» What the task requires: Gather the lines from the material that contain "heading".

» Data supplied:
● ● ●

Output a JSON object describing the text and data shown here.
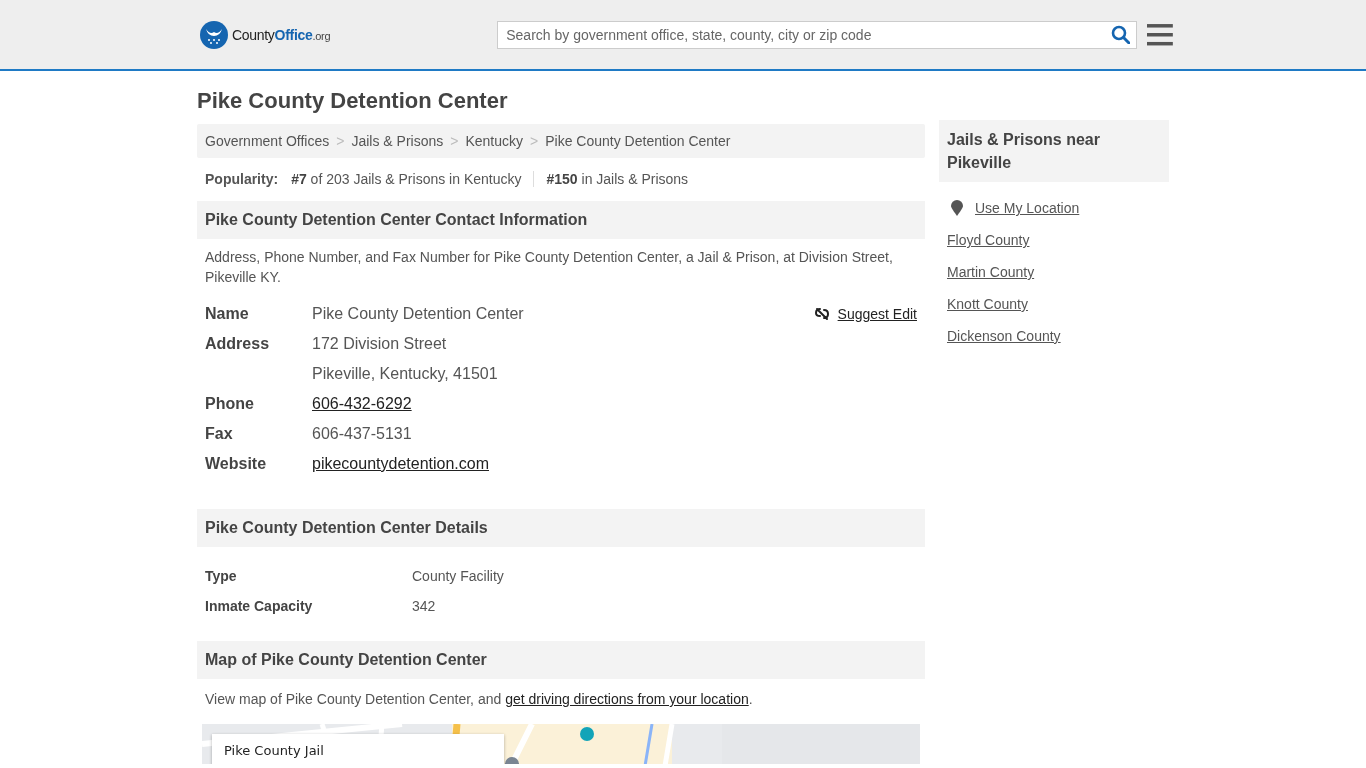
{
  "header": {
    "logo": {
      "parts": [
        "County",
        "Office",
        ".org"
      ]
    },
    "search": {
      "placeholder": "Search by government office, state, county, city or zip code"
    }
  },
  "page_title": "Pike County Detention Center",
  "breadcrumbs": [
    {
      "label": "Government Offices"
    },
    {
      "label": "Jails & Prisons"
    },
    {
      "label": "Kentucky"
    },
    {
      "label": "Pike County Detention Center"
    }
  ],
  "breadcrumb_separator": ">",
  "popularity": {
    "label": "Popularity:",
    "items": [
      "**#7** of 203 Jails & Prisons in Kentucky",
      "**#150** in Jails & Prisons"
    ]
  },
  "contact": {
    "heading": "Pike County Detention Center Contact Information",
    "intro": "Address, Phone Number, and Fax Number for Pike County Detention Center, a Jail & Prison, at Division Street, Pikeville KY.",
    "suggest_edit": "Suggest Edit",
    "fields": [
      {
        "label": "Name",
        "values": [
          "Pike County Detention Center"
        ],
        "kind": "text"
      },
      {
        "label": "Address",
        "values": [
          "172 Division Street",
          "Pikeville, Kentucky, 41501"
        ],
        "kind": "text"
      },
      {
        "label": "Phone",
        "values": [
          "606-432-6292"
        ],
        "kind": "link"
      },
      {
        "label": "Fax",
        "values": [
          "606-437-5131"
        ],
        "kind": "text"
      },
      {
        "label": "Website",
        "values": [
          "pikecountydetention.com"
        ],
        "kind": "link"
      }
    ]
  },
  "details": {
    "heading": "Pike County Detention Center Details",
    "fields": [
      {
        "label": "Type",
        "value": "County Facility"
      },
      {
        "label": "Inmate Capacity",
        "value": "342"
      }
    ]
  },
  "map": {
    "heading": "Map of Pike County Detention Center",
    "intro_before": "View map of Pike County Detention Center, and ",
    "intro_link": "get driving directions from your location",
    "intro_after": ".",
    "kind": "picture",
    "card_title": "Pike County Jail"
  },
  "sidebar": {
    "heading": "Jails & Prisons near Pikeville",
    "use_location": "Use My Location",
    "links": [
      "Floyd County",
      "Martin County",
      "Knott County",
      "Dickenson County"
    ]
  }
}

● ● ●

» Answer:
    "heading": "Pike County Detention Center Contact Information",
    "heading": "Pike County Detention Center Details",
    "heading": "Map of Pike County Detention Center",
    "heading": "Jails & Prisons near Pikeville",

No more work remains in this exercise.